◆ **Task**
In the listing below, pick out lines with "grid".

[Dataset rows]
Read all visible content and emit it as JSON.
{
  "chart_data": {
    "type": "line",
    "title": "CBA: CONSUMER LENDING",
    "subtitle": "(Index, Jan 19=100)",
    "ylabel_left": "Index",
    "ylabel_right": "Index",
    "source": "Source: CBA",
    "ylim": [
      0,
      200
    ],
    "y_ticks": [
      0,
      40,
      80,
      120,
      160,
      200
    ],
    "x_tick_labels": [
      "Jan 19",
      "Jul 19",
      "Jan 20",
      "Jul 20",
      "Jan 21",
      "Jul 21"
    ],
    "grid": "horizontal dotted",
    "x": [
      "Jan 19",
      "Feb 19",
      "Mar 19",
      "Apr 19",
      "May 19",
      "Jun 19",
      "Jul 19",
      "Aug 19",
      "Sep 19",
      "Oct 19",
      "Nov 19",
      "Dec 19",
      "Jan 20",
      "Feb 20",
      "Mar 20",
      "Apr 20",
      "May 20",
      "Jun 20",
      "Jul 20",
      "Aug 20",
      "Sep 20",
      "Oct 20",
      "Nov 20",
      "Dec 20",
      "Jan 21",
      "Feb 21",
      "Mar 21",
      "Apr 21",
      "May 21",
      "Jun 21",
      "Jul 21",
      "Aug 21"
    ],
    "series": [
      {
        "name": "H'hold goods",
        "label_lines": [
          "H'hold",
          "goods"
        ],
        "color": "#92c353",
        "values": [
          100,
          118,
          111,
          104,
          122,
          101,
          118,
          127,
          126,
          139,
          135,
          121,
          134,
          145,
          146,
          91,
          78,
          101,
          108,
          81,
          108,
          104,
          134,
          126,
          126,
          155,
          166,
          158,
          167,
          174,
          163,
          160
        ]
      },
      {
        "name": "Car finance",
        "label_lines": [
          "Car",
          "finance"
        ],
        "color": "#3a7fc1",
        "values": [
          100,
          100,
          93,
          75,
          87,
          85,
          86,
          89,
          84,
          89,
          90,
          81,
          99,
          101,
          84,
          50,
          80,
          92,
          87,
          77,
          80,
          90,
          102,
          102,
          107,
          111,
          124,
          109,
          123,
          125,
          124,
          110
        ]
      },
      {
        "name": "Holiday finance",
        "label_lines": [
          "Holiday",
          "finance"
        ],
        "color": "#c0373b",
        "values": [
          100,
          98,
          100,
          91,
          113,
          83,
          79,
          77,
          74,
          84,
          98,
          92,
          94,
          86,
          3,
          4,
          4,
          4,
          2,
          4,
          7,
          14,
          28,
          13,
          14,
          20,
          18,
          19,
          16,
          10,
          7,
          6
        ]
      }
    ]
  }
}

--

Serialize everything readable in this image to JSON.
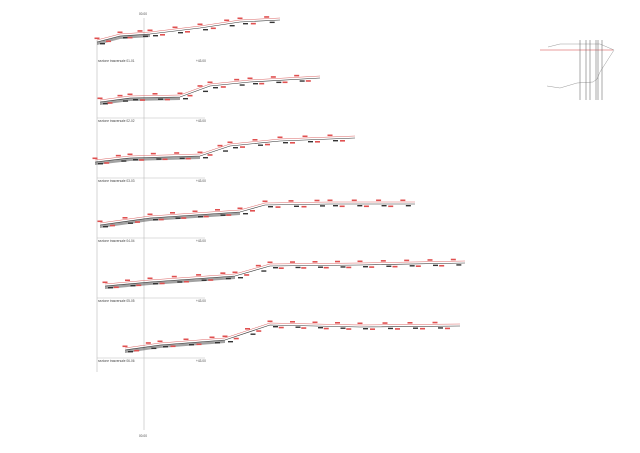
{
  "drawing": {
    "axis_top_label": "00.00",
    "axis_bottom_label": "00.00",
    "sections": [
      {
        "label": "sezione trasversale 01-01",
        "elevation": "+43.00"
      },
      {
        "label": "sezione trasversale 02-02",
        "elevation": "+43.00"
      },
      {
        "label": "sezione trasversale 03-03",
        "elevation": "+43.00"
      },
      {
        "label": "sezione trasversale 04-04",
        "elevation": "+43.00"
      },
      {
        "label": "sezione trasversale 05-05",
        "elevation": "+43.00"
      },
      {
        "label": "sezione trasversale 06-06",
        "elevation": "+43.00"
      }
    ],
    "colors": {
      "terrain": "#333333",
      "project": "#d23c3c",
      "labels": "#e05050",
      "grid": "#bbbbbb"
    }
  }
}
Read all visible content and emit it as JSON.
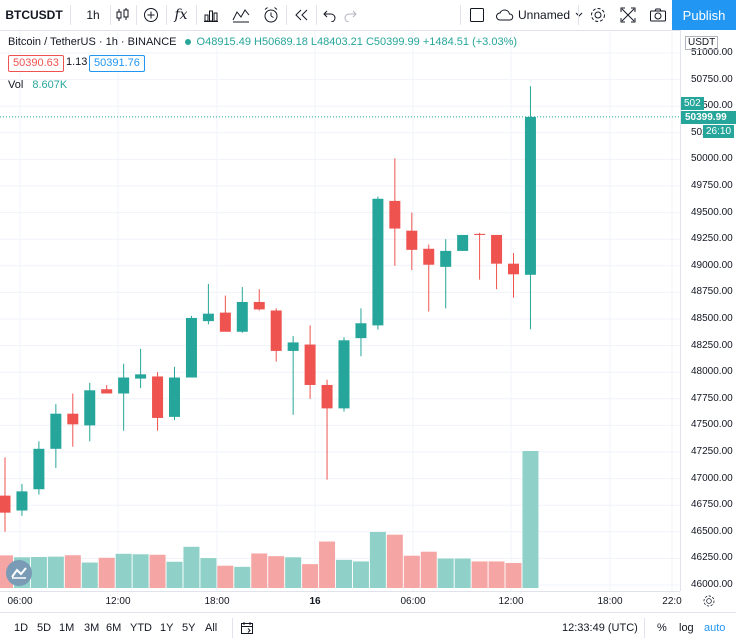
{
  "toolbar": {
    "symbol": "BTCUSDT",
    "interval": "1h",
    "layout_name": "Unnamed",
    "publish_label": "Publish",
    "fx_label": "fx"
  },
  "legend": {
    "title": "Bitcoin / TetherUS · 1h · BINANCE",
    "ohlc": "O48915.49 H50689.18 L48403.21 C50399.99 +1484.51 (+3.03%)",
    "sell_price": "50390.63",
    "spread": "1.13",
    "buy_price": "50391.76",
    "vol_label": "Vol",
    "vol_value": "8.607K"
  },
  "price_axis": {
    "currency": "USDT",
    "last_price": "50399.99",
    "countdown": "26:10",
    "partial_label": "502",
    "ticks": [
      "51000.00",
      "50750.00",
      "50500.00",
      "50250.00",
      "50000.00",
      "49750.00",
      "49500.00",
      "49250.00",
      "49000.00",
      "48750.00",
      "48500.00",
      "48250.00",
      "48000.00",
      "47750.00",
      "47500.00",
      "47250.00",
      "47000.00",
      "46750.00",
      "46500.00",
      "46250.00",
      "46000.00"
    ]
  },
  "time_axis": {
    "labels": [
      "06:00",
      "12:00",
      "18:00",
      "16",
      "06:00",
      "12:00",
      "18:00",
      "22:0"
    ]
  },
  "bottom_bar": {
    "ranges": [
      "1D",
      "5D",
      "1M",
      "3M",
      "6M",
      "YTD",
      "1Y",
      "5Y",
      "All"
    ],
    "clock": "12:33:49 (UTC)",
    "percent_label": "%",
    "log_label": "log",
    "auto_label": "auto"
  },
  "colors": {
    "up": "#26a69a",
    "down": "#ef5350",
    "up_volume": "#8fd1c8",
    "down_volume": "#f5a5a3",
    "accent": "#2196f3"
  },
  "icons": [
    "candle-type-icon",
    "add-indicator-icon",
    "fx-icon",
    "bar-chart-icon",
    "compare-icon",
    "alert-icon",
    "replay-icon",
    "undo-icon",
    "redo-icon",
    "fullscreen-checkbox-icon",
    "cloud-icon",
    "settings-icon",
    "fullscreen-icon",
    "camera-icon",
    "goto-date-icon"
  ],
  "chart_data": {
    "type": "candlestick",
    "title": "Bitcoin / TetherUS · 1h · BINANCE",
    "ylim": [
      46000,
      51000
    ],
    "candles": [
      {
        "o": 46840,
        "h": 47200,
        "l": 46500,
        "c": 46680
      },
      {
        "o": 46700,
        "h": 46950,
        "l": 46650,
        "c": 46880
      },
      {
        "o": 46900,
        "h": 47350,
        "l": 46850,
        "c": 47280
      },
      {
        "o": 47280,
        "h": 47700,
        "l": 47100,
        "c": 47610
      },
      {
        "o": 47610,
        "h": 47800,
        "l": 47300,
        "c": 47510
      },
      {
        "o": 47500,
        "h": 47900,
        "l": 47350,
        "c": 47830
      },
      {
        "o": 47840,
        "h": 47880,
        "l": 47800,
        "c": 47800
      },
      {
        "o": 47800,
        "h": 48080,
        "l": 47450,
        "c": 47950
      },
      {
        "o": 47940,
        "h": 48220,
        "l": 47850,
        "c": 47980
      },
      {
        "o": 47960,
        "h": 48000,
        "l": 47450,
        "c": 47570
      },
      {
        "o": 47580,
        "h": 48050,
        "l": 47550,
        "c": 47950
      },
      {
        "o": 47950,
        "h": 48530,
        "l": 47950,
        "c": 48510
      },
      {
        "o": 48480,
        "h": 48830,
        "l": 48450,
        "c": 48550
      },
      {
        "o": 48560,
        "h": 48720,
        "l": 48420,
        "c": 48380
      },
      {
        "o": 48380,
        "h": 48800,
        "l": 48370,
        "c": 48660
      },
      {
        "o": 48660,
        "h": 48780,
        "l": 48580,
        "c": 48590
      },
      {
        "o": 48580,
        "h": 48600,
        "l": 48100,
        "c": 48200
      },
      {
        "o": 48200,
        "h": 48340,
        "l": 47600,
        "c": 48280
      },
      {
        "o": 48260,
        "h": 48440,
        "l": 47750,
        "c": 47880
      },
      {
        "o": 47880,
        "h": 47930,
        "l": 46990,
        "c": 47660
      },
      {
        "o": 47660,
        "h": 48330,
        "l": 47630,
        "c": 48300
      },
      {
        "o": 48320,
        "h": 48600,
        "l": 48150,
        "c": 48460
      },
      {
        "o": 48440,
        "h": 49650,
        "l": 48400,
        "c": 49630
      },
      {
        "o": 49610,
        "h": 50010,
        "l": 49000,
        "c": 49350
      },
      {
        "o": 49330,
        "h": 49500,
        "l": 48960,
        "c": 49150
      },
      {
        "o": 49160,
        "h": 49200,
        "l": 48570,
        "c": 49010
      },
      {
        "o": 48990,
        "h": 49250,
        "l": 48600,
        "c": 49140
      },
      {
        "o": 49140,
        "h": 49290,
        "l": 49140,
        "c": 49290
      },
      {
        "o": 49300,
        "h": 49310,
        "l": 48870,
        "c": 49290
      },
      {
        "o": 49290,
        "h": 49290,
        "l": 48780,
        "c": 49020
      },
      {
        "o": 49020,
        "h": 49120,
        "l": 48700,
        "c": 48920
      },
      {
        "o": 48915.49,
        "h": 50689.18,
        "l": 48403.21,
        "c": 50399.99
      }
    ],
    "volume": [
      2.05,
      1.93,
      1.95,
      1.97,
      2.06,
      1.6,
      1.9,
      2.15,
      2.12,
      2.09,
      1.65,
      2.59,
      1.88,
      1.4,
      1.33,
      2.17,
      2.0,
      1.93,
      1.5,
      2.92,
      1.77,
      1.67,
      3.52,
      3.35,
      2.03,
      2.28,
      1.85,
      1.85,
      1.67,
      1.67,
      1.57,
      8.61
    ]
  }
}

◆ **Response below**
    "grid": "horizontal dotted",
      "grid": "#bbbbbb"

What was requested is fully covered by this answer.